> _Task instructions_:
Verbatim output of all the material below is required.

> _Supplied entries_:

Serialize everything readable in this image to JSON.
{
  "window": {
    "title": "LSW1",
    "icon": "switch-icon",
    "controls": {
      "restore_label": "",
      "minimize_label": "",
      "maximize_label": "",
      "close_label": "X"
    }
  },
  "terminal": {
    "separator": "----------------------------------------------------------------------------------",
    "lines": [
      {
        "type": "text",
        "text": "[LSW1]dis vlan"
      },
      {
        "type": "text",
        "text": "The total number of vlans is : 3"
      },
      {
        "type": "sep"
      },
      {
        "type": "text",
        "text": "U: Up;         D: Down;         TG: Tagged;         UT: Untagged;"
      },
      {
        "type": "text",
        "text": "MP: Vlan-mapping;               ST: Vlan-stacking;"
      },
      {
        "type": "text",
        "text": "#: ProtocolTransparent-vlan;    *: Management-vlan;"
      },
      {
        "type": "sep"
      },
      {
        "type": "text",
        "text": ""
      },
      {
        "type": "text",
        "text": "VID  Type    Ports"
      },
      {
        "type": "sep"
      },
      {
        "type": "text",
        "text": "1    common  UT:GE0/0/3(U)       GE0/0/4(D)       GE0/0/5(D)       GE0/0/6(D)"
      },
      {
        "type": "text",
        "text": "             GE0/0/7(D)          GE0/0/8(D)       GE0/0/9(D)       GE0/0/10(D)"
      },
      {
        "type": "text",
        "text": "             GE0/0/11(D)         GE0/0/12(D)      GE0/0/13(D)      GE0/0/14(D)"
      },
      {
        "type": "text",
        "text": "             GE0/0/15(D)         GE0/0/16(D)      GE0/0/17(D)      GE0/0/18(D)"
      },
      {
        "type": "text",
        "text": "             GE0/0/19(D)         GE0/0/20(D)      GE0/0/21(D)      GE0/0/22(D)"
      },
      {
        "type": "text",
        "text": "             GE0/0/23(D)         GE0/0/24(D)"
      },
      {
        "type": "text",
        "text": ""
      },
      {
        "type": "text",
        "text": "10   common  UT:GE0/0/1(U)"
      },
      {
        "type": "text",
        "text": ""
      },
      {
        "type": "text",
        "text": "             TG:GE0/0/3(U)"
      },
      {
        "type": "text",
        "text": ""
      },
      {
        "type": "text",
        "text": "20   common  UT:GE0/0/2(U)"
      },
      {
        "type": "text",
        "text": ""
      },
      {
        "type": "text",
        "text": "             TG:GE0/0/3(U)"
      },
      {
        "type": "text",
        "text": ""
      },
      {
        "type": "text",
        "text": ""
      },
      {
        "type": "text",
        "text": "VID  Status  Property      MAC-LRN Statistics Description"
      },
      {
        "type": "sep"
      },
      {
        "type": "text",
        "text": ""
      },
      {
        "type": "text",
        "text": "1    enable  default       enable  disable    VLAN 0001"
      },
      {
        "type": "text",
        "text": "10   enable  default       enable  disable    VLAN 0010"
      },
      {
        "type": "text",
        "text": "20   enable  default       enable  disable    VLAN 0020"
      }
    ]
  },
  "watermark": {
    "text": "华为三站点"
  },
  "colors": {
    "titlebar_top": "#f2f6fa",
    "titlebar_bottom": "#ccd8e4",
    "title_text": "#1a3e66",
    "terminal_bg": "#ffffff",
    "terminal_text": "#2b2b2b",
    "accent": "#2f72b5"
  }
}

> _Exercise result_:
Serialize everything readable in this image to JSON.
{
  "window": {
    "title": "LSW1",
    "icon": "switch-icon",
    "controls": {
      "restore_label": "",
      "minimize_label": "",
      "maximize_label": "",
      "close_label": "X"
    }
  },
  "terminal": {
    "separator": "----------------------------------------------------------------------------------",
    "lines": [
      {
        "type": "text",
        "text": "[LSW1]dis vlan"
      },
      {
        "type": "text",
        "text": "The total number of vlans is : 3"
      },
      {
        "type": "sep"
      },
      {
        "type": "text",
        "text": "U: Up;         D: Down;         TG: Tagged;         UT: Untagged;"
      },
      {
        "type": "text",
        "text": "MP: Vlan-mapping;               ST: Vlan-stacking;"
      },
      {
        "type": "text",
        "text": "#: ProtocolTransparent-vlan;    *: Management-vlan;"
      },
      {
        "type": "sep"
      },
      {
        "type": "text",
        "text": ""
      },
      {
        "type": "text",
        "text": "VID  Type    Ports"
      },
      {
        "type": "sep"
      },
      {
        "type": "text",
        "text": "1    common  UT:GE0/0/3(U)       GE0/0/4(D)       GE0/0/5(D)       GE0/0/6(D)"
      },
      {
        "type": "text",
        "text": "             GE0/0/7(D)          GE0/0/8(D)       GE0/0/9(D)       GE0/0/10(D)"
      },
      {
        "type": "text",
        "text": "             GE0/0/11(D)         GE0/0/12(D)      GE0/0/13(D)      GE0/0/14(D)"
      },
      {
        "type": "text",
        "text": "             GE0/0/15(D)         GE0/0/16(D)      GE0/0/17(D)      GE0/0/18(D)"
      },
      {
        "type": "text",
        "text": "             GE0/0/19(D)         GE0/0/20(D)      GE0/0/21(D)      GE0/0/22(D)"
      },
      {
        "type": "text",
        "text": "             GE0/0/23(D)         GE0/0/24(D)"
      },
      {
        "type": "text",
        "text": ""
      },
      {
        "type": "text",
        "text": "10   common  UT:GE0/0/1(U)"
      },
      {
        "type": "text",
        "text": ""
      },
      {
        "type": "text",
        "text": "             TG:GE0/0/3(U)"
      },
      {
        "type": "text",
        "text": ""
      },
      {
        "type": "text",
        "text": "20   common  UT:GE0/0/2(U)"
      },
      {
        "type": "text",
        "text": ""
      },
      {
        "type": "text",
        "text": "             TG:GE0/0/3(U)"
      },
      {
        "type": "text",
        "text": ""
      },
      {
        "type": "text",
        "text": ""
      },
      {
        "type": "text",
        "text": "VID  Status  Property      MAC-LRN Statistics Description"
      },
      {
        "type": "sep"
      },
      {
        "type": "text",
        "text": ""
      },
      {
        "type": "text",
        "text": "1    enable  default       enable  disable    VLAN 0001"
      },
      {
        "type": "text",
        "text": "10   enable  default       enable  disable    VLAN 0010"
      },
      {
        "type": "text",
        "text": "20   enable  default       enable  disable    VLAN 0020"
      }
    ]
  },
  "watermark": {
    "text": "华为三站点"
  },
  "colors": {
    "titlebar_top": "#f2f6fa",
    "titlebar_bottom": "#ccd8e4",
    "title_text": "#1a3e66",
    "terminal_bg": "#ffffff",
    "terminal_text": "#2b2b2b",
    "accent": "#2f72b5"
  }
}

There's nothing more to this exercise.